Select and reproduce each line of the listing below that bears the string "bleibt".

• [DATA RECORDS]:
_ _ _ _ _ _ _

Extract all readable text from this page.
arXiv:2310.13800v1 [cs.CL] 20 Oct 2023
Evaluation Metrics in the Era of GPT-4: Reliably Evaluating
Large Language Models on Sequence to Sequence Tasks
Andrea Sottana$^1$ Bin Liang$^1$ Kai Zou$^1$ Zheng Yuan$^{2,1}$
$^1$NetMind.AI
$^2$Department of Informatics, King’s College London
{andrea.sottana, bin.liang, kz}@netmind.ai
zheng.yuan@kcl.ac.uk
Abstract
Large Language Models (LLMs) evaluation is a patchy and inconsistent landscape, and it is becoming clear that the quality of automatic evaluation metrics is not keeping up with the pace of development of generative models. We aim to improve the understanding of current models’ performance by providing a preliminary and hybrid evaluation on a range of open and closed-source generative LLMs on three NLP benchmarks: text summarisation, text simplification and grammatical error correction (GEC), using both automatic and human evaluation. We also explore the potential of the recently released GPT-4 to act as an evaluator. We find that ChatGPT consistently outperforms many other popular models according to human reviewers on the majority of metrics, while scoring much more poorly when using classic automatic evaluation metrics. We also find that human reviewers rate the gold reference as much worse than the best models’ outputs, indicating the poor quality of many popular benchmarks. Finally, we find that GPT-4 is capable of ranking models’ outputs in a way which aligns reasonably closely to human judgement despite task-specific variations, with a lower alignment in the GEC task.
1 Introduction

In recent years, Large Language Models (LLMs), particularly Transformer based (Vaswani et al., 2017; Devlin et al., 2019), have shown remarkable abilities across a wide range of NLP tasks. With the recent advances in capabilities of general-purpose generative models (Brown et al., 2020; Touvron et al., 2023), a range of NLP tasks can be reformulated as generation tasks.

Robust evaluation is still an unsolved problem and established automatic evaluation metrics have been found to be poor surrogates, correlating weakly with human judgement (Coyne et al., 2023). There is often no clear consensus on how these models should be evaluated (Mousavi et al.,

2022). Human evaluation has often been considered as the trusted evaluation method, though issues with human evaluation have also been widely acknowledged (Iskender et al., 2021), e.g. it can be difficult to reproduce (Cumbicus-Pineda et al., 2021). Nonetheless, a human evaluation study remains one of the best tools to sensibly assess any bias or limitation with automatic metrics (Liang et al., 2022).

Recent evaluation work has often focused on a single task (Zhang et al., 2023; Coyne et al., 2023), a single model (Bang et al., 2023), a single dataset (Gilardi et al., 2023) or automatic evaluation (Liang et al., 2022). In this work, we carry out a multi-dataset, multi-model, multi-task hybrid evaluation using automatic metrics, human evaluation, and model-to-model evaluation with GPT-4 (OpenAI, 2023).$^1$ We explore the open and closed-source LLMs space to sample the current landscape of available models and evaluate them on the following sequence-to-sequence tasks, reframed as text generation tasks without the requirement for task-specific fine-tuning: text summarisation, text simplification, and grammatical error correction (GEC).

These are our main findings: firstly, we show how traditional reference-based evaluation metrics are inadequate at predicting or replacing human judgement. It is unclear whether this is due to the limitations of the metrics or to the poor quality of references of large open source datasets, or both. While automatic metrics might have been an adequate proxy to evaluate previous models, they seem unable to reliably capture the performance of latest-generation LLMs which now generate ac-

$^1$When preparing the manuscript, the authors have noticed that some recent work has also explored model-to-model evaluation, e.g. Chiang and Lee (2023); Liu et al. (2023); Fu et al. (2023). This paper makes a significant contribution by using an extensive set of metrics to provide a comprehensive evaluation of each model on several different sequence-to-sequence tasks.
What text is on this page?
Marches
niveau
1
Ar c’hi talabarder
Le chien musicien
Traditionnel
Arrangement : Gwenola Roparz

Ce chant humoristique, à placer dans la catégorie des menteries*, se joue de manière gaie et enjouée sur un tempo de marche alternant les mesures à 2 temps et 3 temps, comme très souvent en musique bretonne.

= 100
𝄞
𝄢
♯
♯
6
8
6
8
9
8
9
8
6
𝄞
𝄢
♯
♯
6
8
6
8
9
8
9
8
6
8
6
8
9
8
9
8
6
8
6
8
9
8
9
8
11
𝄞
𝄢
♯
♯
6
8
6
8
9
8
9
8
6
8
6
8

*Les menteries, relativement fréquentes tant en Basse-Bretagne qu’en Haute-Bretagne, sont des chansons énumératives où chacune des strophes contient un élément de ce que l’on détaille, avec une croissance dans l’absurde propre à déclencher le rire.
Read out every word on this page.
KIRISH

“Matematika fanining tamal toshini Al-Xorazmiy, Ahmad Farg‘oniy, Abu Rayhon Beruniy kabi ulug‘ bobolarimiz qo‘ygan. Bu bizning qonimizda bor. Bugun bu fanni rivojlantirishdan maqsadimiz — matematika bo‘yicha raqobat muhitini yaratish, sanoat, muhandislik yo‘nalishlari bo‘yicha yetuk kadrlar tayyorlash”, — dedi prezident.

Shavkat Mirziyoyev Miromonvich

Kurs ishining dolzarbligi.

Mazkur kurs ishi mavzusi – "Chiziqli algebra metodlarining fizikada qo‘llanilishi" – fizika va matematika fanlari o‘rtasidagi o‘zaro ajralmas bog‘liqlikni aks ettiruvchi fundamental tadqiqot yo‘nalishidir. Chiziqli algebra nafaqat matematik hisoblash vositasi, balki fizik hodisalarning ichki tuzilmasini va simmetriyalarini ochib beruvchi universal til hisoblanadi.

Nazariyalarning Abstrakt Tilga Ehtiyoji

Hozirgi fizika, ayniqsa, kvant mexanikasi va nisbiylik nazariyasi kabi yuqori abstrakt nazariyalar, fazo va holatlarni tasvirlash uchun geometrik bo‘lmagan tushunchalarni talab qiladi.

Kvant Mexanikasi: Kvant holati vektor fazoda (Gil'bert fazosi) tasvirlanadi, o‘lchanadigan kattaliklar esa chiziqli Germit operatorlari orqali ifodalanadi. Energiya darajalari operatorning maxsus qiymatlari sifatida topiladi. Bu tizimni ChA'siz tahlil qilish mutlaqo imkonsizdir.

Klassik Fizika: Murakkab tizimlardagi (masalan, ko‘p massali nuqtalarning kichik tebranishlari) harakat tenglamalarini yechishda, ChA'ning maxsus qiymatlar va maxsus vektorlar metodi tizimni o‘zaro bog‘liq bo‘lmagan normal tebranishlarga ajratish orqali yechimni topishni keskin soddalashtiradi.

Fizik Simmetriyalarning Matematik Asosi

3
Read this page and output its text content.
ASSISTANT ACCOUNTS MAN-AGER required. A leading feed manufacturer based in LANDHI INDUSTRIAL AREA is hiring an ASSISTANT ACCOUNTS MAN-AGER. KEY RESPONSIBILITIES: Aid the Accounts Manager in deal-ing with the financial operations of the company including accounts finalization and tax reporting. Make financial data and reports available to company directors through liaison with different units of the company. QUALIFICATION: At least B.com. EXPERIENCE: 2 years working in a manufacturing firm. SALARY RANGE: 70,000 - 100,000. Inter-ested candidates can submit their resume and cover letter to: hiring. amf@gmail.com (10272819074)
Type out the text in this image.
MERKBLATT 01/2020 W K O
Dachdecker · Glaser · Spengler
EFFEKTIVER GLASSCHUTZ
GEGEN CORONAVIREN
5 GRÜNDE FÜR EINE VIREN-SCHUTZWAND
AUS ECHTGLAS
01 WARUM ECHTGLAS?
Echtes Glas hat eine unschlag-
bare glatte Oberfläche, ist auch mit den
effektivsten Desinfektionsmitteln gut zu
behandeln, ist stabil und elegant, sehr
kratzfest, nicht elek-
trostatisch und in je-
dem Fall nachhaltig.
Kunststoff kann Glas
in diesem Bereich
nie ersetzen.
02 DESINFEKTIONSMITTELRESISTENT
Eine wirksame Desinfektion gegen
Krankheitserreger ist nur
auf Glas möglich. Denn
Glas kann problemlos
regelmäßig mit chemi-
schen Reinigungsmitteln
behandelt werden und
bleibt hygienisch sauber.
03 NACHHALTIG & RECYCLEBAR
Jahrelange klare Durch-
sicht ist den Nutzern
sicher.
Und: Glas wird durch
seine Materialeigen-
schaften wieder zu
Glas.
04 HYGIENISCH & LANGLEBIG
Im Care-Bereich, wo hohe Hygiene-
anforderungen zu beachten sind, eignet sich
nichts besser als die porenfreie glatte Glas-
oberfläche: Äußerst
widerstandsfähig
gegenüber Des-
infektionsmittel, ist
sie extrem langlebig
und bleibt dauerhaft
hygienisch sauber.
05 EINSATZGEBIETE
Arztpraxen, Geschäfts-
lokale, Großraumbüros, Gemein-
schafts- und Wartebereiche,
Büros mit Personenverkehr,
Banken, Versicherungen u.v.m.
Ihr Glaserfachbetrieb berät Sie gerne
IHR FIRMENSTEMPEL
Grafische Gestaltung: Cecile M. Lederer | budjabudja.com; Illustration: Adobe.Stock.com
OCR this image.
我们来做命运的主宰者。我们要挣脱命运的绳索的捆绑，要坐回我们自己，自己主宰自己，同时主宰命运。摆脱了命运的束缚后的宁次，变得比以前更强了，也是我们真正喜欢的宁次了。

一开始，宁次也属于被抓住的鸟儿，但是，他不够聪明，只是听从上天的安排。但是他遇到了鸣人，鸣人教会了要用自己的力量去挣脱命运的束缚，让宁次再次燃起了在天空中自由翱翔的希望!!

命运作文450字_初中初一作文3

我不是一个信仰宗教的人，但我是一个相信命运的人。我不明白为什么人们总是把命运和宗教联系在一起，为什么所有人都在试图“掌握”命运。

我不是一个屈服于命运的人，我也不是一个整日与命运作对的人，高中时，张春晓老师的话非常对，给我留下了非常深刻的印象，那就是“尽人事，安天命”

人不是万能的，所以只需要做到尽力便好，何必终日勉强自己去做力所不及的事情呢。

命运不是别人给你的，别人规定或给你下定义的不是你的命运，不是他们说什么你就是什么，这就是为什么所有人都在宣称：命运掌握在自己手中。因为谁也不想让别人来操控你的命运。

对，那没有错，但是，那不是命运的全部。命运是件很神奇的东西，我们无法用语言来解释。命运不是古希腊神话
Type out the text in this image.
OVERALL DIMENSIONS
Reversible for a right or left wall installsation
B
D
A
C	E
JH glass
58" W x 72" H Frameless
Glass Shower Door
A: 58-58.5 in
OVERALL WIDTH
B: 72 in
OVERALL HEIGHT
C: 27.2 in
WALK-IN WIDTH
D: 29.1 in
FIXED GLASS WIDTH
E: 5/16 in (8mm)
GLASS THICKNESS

_ _ _ _ _ _ _

• [RESULT OF THE EXERCISE]:
bleibt hygienisch sauber.
und bleibt dauerhaft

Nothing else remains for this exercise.